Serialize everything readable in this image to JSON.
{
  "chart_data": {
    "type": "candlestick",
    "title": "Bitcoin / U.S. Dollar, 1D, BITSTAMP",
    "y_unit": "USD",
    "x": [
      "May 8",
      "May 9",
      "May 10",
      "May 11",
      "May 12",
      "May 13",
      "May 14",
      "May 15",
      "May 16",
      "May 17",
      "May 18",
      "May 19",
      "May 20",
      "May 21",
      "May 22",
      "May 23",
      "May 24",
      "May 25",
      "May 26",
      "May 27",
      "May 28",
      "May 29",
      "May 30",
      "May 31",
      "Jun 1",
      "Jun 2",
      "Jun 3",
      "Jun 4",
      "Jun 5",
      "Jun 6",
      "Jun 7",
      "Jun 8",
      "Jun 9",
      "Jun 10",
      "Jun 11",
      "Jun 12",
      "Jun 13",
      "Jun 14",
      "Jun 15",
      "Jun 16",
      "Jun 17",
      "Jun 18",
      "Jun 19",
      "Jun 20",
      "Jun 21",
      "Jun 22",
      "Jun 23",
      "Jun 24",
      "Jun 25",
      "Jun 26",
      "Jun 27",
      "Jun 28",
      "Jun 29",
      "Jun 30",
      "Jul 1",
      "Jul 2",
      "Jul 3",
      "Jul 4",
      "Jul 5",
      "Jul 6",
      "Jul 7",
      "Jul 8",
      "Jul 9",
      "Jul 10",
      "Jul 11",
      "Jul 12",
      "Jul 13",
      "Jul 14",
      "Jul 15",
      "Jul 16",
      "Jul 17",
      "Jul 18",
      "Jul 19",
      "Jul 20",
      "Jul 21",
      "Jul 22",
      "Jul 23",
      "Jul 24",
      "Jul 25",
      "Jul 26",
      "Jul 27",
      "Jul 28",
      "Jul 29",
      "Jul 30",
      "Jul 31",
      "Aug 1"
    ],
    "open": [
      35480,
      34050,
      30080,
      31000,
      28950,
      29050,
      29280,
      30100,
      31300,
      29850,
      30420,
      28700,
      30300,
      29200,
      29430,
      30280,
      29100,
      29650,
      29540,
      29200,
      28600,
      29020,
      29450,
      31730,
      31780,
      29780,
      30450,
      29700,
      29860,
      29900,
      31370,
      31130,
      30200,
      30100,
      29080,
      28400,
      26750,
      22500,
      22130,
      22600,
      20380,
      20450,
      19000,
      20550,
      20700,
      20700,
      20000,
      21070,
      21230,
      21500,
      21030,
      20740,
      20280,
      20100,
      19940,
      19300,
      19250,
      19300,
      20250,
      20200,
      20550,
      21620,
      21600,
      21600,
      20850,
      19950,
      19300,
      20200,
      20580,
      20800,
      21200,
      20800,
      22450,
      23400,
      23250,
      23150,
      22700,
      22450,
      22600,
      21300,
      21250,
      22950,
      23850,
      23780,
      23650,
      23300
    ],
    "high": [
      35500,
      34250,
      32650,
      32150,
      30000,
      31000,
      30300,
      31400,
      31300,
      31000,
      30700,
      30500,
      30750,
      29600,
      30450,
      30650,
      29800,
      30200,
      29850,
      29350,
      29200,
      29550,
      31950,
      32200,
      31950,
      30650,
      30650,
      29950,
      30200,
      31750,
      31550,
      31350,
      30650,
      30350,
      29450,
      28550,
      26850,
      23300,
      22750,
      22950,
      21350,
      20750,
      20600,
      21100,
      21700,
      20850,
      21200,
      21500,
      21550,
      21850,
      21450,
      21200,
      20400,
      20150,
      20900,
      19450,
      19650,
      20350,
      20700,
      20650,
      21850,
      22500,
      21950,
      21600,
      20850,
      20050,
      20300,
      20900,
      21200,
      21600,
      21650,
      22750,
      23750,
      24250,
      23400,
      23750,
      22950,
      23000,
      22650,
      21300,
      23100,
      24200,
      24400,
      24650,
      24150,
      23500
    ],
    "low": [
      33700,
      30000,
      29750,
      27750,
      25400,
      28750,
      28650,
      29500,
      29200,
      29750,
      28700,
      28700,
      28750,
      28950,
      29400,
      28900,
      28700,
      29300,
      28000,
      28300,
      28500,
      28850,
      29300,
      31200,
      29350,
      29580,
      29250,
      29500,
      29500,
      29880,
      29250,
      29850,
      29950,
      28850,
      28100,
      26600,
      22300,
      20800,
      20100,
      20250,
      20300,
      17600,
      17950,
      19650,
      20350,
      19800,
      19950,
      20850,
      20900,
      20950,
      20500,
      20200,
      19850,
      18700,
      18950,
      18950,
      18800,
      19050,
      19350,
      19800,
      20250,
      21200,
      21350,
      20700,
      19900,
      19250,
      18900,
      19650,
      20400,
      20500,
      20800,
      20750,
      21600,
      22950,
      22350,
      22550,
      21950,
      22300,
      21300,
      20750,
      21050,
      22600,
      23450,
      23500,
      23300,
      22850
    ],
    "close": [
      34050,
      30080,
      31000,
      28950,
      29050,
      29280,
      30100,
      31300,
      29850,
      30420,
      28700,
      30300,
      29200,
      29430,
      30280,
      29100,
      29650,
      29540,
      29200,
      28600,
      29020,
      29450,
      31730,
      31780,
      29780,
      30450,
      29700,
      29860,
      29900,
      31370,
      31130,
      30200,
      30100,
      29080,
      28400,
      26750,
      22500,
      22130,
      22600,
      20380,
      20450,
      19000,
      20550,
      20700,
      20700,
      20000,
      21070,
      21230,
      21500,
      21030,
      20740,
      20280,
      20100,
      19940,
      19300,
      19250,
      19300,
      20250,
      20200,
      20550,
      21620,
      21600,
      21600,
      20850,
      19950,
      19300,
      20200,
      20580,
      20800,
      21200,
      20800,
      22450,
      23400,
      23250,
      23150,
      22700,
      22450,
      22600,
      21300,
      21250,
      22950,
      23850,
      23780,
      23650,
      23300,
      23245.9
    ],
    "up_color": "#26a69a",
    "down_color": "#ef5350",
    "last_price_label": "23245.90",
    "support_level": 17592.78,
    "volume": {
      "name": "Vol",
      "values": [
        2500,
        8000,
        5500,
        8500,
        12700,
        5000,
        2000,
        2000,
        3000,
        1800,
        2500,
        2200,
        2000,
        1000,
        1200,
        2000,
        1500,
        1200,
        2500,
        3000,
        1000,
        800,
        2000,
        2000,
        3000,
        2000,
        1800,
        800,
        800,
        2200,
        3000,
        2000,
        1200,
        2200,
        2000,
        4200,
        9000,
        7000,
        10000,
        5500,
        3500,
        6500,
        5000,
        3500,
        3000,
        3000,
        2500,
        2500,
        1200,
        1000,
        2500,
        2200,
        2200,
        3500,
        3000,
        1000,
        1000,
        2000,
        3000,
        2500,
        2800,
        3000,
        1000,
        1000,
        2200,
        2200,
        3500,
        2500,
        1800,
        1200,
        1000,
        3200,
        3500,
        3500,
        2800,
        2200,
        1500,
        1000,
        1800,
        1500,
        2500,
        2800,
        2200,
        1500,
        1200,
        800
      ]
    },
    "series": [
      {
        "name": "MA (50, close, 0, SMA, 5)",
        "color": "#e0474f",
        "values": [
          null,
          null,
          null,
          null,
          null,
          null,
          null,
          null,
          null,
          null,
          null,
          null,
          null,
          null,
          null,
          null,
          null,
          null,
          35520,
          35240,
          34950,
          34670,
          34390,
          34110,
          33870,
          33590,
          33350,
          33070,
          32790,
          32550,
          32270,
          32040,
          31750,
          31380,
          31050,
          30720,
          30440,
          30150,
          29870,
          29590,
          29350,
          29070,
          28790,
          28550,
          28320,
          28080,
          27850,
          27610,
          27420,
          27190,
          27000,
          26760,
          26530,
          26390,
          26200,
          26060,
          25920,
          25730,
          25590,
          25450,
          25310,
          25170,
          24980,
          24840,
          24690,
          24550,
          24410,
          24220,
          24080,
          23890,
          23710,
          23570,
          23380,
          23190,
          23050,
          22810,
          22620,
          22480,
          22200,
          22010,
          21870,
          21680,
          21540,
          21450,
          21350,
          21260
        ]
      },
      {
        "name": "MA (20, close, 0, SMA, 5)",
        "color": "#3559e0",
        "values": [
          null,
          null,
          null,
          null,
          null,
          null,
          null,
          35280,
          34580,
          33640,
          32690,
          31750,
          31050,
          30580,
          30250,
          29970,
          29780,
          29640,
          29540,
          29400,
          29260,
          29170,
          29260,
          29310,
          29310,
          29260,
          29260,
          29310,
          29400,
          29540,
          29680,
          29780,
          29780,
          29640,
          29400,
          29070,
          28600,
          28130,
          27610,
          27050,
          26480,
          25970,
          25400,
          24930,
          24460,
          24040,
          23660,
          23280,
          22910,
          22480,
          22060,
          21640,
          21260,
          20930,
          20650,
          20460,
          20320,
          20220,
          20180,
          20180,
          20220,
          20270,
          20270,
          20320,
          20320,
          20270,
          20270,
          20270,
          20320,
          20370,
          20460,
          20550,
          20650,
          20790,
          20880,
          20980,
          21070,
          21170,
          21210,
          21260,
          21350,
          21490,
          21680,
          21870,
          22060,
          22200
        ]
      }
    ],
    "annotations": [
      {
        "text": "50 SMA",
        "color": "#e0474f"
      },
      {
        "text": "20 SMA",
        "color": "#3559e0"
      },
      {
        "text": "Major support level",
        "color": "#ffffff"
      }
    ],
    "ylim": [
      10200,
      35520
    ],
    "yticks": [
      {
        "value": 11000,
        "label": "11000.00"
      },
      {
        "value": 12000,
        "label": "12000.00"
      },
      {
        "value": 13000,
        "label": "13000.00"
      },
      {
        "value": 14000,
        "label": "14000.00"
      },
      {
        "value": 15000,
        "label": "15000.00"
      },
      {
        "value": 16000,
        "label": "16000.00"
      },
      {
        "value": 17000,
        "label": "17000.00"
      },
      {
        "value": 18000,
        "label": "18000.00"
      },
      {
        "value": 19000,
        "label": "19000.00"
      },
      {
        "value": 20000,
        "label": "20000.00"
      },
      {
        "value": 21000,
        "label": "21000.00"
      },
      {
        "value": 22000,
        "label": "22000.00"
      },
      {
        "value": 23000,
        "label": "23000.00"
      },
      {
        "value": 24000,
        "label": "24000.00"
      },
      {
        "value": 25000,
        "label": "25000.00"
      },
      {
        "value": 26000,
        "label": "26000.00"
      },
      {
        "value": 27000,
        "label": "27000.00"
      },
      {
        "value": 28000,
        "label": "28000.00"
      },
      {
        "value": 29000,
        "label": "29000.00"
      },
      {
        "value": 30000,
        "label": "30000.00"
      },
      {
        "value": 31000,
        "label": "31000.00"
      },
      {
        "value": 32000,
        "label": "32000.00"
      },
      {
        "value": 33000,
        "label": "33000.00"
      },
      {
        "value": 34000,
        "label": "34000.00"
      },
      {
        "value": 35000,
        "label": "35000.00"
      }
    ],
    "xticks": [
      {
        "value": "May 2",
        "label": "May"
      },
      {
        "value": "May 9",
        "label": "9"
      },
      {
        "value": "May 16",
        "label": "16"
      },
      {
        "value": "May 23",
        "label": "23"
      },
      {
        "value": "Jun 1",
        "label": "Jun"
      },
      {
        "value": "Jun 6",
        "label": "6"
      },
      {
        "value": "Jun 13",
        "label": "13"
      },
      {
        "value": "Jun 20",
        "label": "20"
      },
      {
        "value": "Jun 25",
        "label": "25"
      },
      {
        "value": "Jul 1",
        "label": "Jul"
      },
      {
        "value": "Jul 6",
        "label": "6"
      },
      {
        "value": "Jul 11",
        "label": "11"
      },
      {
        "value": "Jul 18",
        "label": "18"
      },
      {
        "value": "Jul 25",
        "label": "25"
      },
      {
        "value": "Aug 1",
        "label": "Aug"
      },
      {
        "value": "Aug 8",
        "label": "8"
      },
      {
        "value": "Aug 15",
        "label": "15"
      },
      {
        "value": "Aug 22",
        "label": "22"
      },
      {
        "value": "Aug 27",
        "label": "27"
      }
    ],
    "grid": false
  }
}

•••

(BRIEF):
Show the lines of the records that include the string "text".

(EXERCISE ANSWER):
        "text": "50 SMA",
        "text": "20 SMA",
        "text": "Major support level",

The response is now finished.